--- start of Records to use ---
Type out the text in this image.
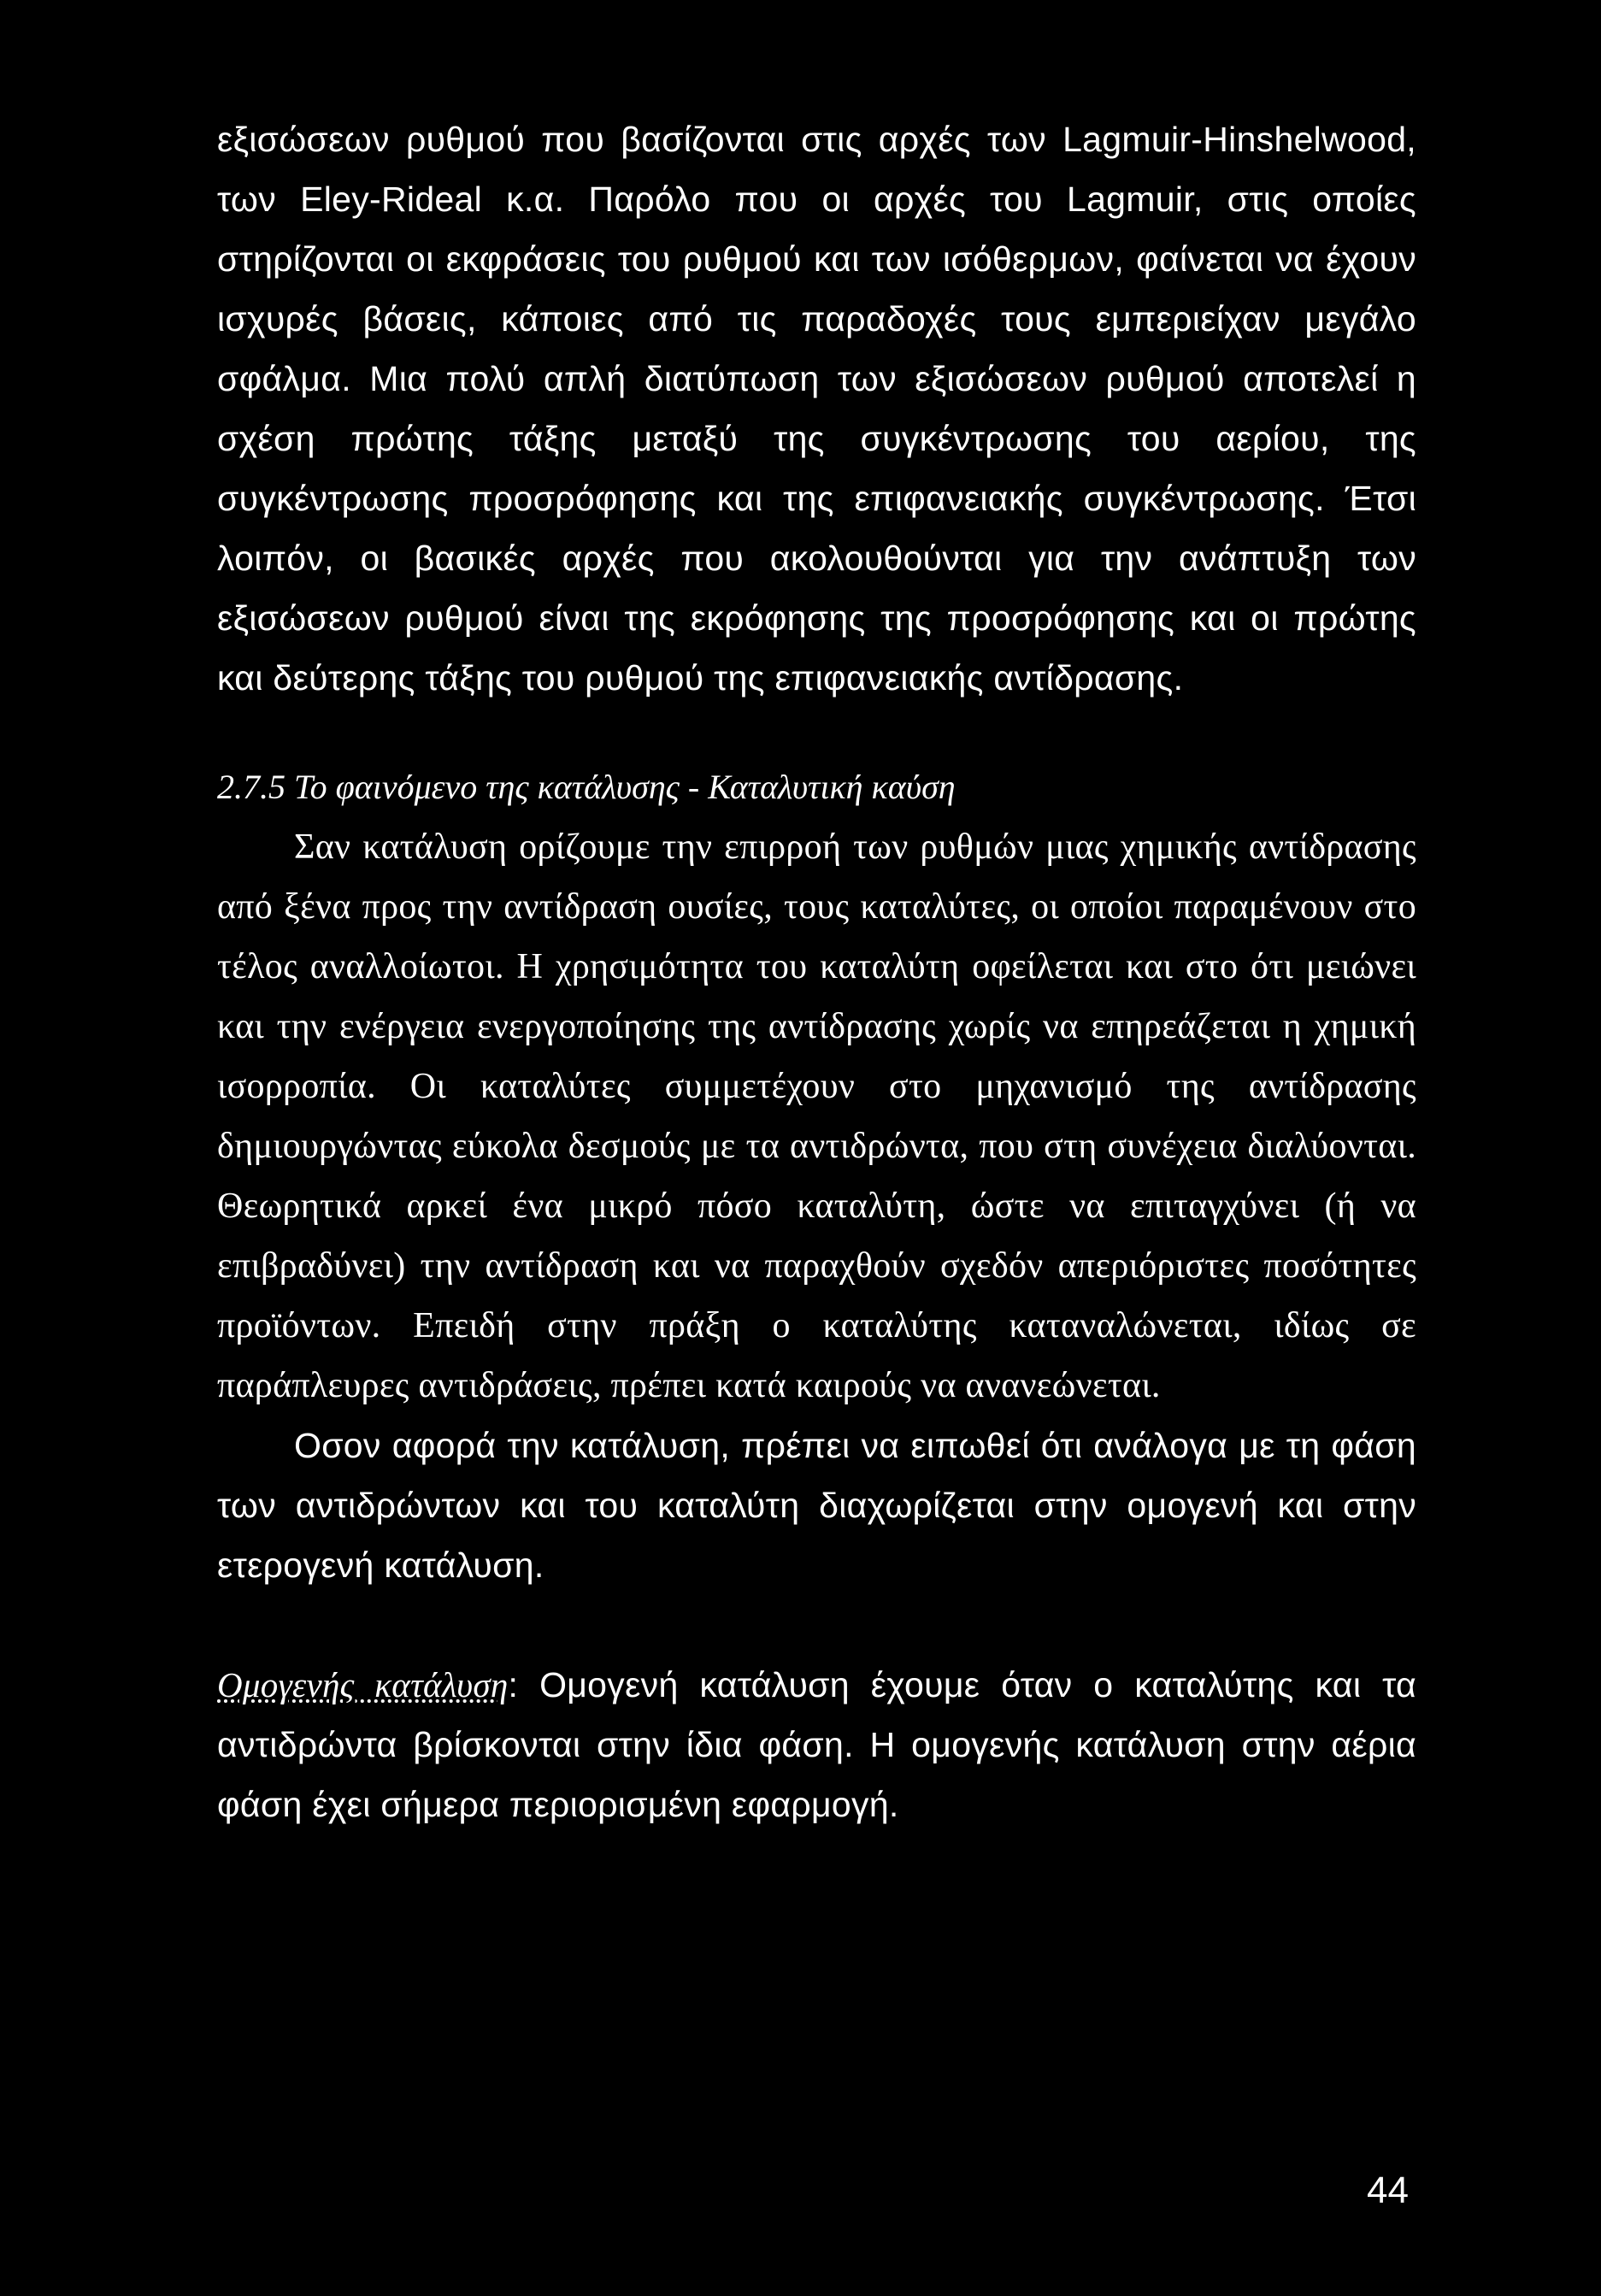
εξισώσεων ρυθμού που βασίζονται στις αρχές των Lagmuir-Hinshelwood, των Eley-Rideal κ.α. Παρόλο που οι αρχές του Lagmuir, στις οποίες στηρίζονται οι εκφράσεις του ρυθμού και των ισόθερμων, φαίνεται να έχουν ισχυρές βάσεις, κάποιες από τις παραδοχές τους εμπεριείχαν μεγάλο σφάλμα. Μια πολύ απλή διατύπωση των εξισώσεων ρυθμού αποτελεί η σχέση πρώτης τάξης μεταξύ της συγκέντρωσης του αερίου, της συγκέντρωσης προσρόφησης και της επιφανειακής συγκέντρωσης. Έτσι λοιπόν, οι βασικές αρχές που ακολουθούνται για την ανάπτυξη των εξισώσεων ρυθμού είναι της εκρόφησης της προσρόφησης και οι πρώτης και δεύτερης τάξης του ρυθμού της επιφανειακής αντίδρασης.

2.7.5 Το φαινόμενο της κατάλυσης - Καταλυτική καύση

Σαν κατάλυση ορίζουμε την επιρροή των ρυθμών μιας χημικής αντίδρασης από ξένα προς την αντίδραση ουσίες, τους καταλύτες, οι οποίοι παραμένουν στο τέλος αναλλοίωτοι. Η χρησιμότητα του καταλύτη οφείλεται και στο ότι μειώνει και την ενέργεια ενεργοποίησης της αντίδρασης χωρίς να επηρεάζεται η χημική ισορροπία. Οι καταλύτες συμμετέχουν στο μηχανισμό της αντίδρασης δημιουργώντας εύκολα δεσμούς με τα αντιδρώντα, που στη συνέχεια διαλύονται. Θεωρητικά αρκεί ένα μικρό πόσο καταλύτη, ώστε να επιταγχύνει (ή να επιβραδύνει) την αντίδραση και να παραχθούν σχεδόν απεριόριστες ποσότητες προϊόντων. Επειδή στην πράξη ο καταλύτης καταναλώνεται, ιδίως σε παράπλευρες αντιδράσεις, πρέπει κατά καιρούς να ανανεώνεται.

Οσον αφορά την κατάλυση, πρέπει να ειπωθεί ότι ανάλογα με τη φάση των αντιδρώντων και του καταλύτη διαχωρίζεται στην ομογενή και στην ετερογενή κατάλυση.

Ομογενής κατάλυση: Ομογενή κατάλυση έχουμε όταν ο καταλύτης και τα αντιδρώντα βρίσκονται στην ίδια φάση. Η ομογενής κατάλυση στην αέρια φάση έχει σήμερα περιορισμένη εφαρμογή.

44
--- end of Records to use ---
Copy the records above exactly, leaving out every picture.

Type out the text in this image.
εξισώσεων ρυθμού που βασίζονται στις αρχές των Lagmuir-Hinshelwood, των Eley-Rideal κ.α. Παρόλο που οι αρχές του Lagmuir, στις οποίες στηρίζονται οι εκφράσεις του ρυθμού και των ισόθερμων, φαίνεται να έχουν ισχυρές βάσεις, κάποιες από τις παραδοχές τους εμπεριείχαν μεγάλο σφάλμα. Μια πολύ απλή διατύπωση των εξισώσεων ρυθμού αποτελεί η σχέση πρώτης τάξης μεταξύ της συγκέντρωσης του αερίου, της συγκέντρωσης προσρόφησης και της επιφανειακής συγκέντρωσης. Έτσι λοιπόν, οι βασικές αρχές που ακολουθούνται για την ανάπτυξη των εξισώσεων ρυθμού είναι της εκρόφησης της προσρόφησης και οι πρώτης και δεύτερης τάξης του ρυθμού της επιφανειακής αντίδρασης.

2.7.5 Το φαινόμενο της κατάλυσης - Καταλυτική καύση

Σαν κατάλυση ορίζουμε την επιρροή των ρυθμών μιας χημικής αντίδρασης από ξένα προς την αντίδραση ουσίες, τους καταλύτες, οι οποίοι παραμένουν στο τέλος αναλλοίωτοι. Η χρησιμότητα του καταλύτη οφείλεται και στο ότι μειώνει και την ενέργεια ενεργοποίησης της αντίδρασης χωρίς να επηρεάζεται η χημική ισορροπία. Οι καταλύτες συμμετέχουν στο μηχανισμό της αντίδρασης δημιουργώντας εύκολα δεσμούς με τα αντιδρώντα, που στη συνέχεια διαλύονται. Θεωρητικά αρκεί ένα μικρό πόσο καταλύτη, ώστε να επιταγχύνει (ή να επιβραδύνει) την αντίδραση και να παραχθούν σχεδόν απεριόριστες ποσότητες προϊόντων. Επειδή στην πράξη ο καταλύτης καταναλώνεται, ιδίως σε παράπλευρες αντιδράσεις, πρέπει κατά καιρούς να ανανεώνεται.

Οσον αφορά την κατάλυση, πρέπει να ειπωθεί ότι ανάλογα με τη φάση των αντιδρώντων και του καταλύτη διαχωρίζεται στην ομογενή και στην ετερογενή κατάλυση.

Ομογενής κατάλυση: Ομογενή κατάλυση έχουμε όταν ο καταλύτης και τα αντιδρώντα βρίσκονται στην ίδια φάση. Η ομογενής κατάλυση στην αέρια φάση έχει σήμερα περιορισμένη εφαρμογή.

44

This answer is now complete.